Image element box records
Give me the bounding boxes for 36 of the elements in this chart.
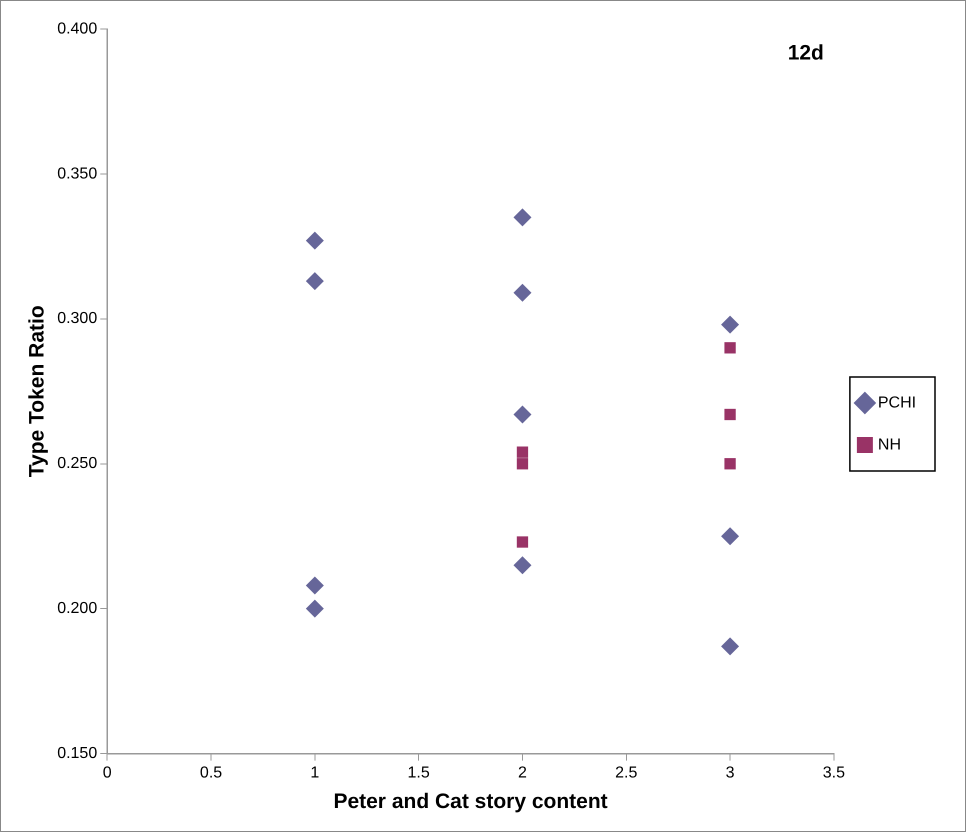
x-axis-title: Peter and Cat story content: [333, 790, 608, 814]
legend-label: PCHI: [878, 394, 926, 412]
point: [306, 272, 324, 290]
x-tick-label: 3.5: [822, 764, 846, 782]
legend-label: NH: [878, 436, 910, 454]
point: [516, 446, 528, 458]
y-tick-label: 0.350: [57, 165, 98, 182]
y-axis-title: Type Token Ratio: [25, 305, 48, 478]
x-tick-label: 2.5: [615, 764, 638, 782]
y-tick-label: 0.250: [57, 455, 98, 472]
x-tick-label: 1.5: [408, 764, 430, 782]
y-tick-label: 0.400: [57, 20, 98, 38]
point: [306, 232, 324, 250]
point: [513, 284, 532, 302]
y-tick-label: 0.200: [57, 600, 98, 618]
point: [724, 408, 736, 420]
point: [513, 556, 532, 574]
point: [724, 342, 736, 354]
x-tick-label: 1: [310, 764, 320, 782]
point: [724, 458, 736, 470]
point: [513, 208, 532, 226]
y-tick-label: 0.150: [57, 745, 98, 762]
point: [306, 576, 324, 594]
x-tick-label: 2: [518, 764, 528, 782]
point: [306, 600, 324, 618]
point: [516, 536, 528, 548]
point: [516, 458, 528, 470]
x-tick-label: 0.5: [200, 764, 222, 782]
x-tick-label: 3: [726, 764, 735, 782]
point: [721, 637, 740, 656]
point: [721, 527, 740, 546]
point: [721, 316, 740, 334]
point: [513, 405, 532, 424]
annotation: 12d: [788, 41, 824, 64]
x-tick-label: 0: [102, 764, 112, 782]
y-tick-label: 0.300: [57, 310, 98, 328]
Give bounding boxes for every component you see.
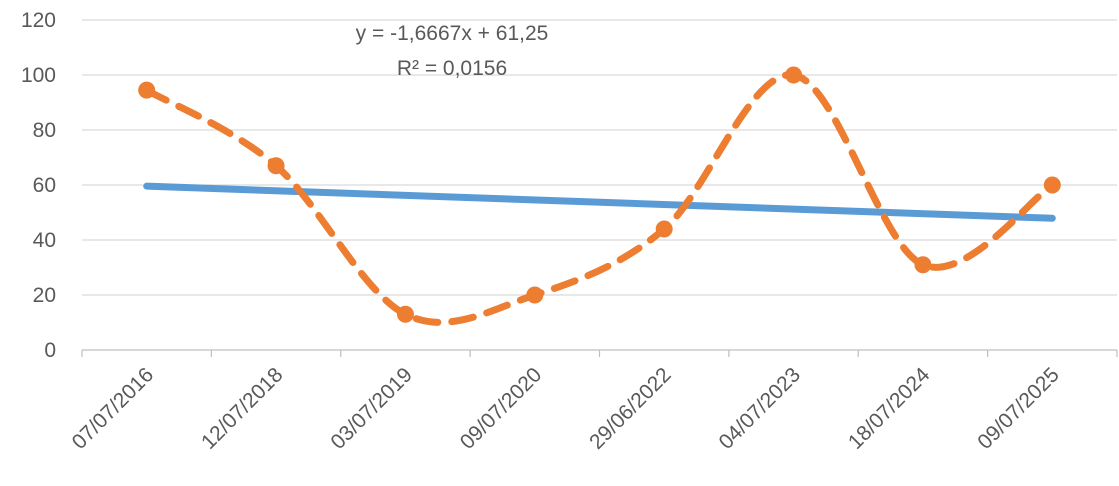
x-tick-label: 29/06/2022 xyxy=(585,363,676,454)
x-tick-label: 04/07/2023 xyxy=(715,363,806,454)
data-point xyxy=(655,220,673,238)
x-axis: 07/07/2016 12/07/2018 03/07/2019 09/07/2020… xyxy=(68,349,1118,454)
trendline-equation-box: y = -1,6667x + 61,25 R² = 0,0156 xyxy=(356,22,549,80)
x-tick-label: 09/07/2020 xyxy=(456,363,547,454)
x-tick-label: 12/07/2018 xyxy=(197,363,288,454)
data-point xyxy=(526,286,544,304)
x-tick-label: 03/07/2019 xyxy=(326,363,417,454)
trendline-r-squared: R² = 0,0156 xyxy=(397,57,507,80)
y-axis-ticks: 0 20 40 60 80 100 120 xyxy=(21,9,56,362)
y-tick-label: 60 xyxy=(33,174,56,197)
linear-trendline xyxy=(143,182,1056,222)
series-line xyxy=(143,71,1056,326)
x-tick-label: 18/07/2024 xyxy=(844,363,935,454)
data-point xyxy=(1043,176,1061,194)
y-tick-label: 80 xyxy=(33,119,56,142)
y-tick-label: 40 xyxy=(33,229,56,252)
data-point xyxy=(138,81,156,99)
series-layer xyxy=(138,66,1061,326)
trendline-layer xyxy=(143,182,1056,222)
trendline-equation: y = -1,6667x + 61,25 xyxy=(356,22,549,45)
y-tick-label: 100 xyxy=(21,64,56,87)
data-point xyxy=(914,256,932,274)
data-point xyxy=(785,66,803,84)
x-tick-label: 09/07/2025 xyxy=(973,363,1064,454)
y-tick-label: 120 xyxy=(21,9,56,32)
gridlines xyxy=(82,19,1117,296)
x-tick-label: 07/07/2016 xyxy=(68,363,159,454)
data-point xyxy=(396,305,414,323)
y-tick-label: 20 xyxy=(33,284,56,307)
y-tick-label: 0 xyxy=(44,339,56,362)
data-point xyxy=(267,157,285,175)
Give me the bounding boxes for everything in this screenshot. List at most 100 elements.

= GOAL =
Can you return, unchanged, the lines of the listing from the line with "x-axis-title: Peter and" through the line with "point: [513, 208, 532, 226]", including both of those lines?

= WRITTEN SOLUTION =
x-axis-title: Peter and Cat story content: [333, 790, 608, 814]
legend-label: PCHI: [878, 394, 926, 412]
point: [306, 272, 324, 290]
x-tick-label: 3.5: [822, 764, 846, 782]
legend-label: NH: [878, 436, 910, 454]
point: [516, 446, 528, 458]
y-tick-label: 0.350: [57, 165, 98, 182]
y-axis-title: Type Token Ratio: [25, 305, 48, 478]
x-tick-label: 2.5: [615, 764, 638, 782]
y-tick-label: 0.250: [57, 455, 98, 472]
x-tick-label: 1.5: [408, 764, 430, 782]
y-tick-label: 0.400: [57, 20, 98, 38]
point: [306, 232, 324, 250]
point: [513, 284, 532, 302]
y-tick-label: 0.200: [57, 600, 98, 618]
point: [724, 408, 736, 420]
point: [513, 556, 532, 574]
point: [724, 342, 736, 354]
x-tick-label: 1: [310, 764, 320, 782]
point: [724, 458, 736, 470]
point: [513, 208, 532, 226]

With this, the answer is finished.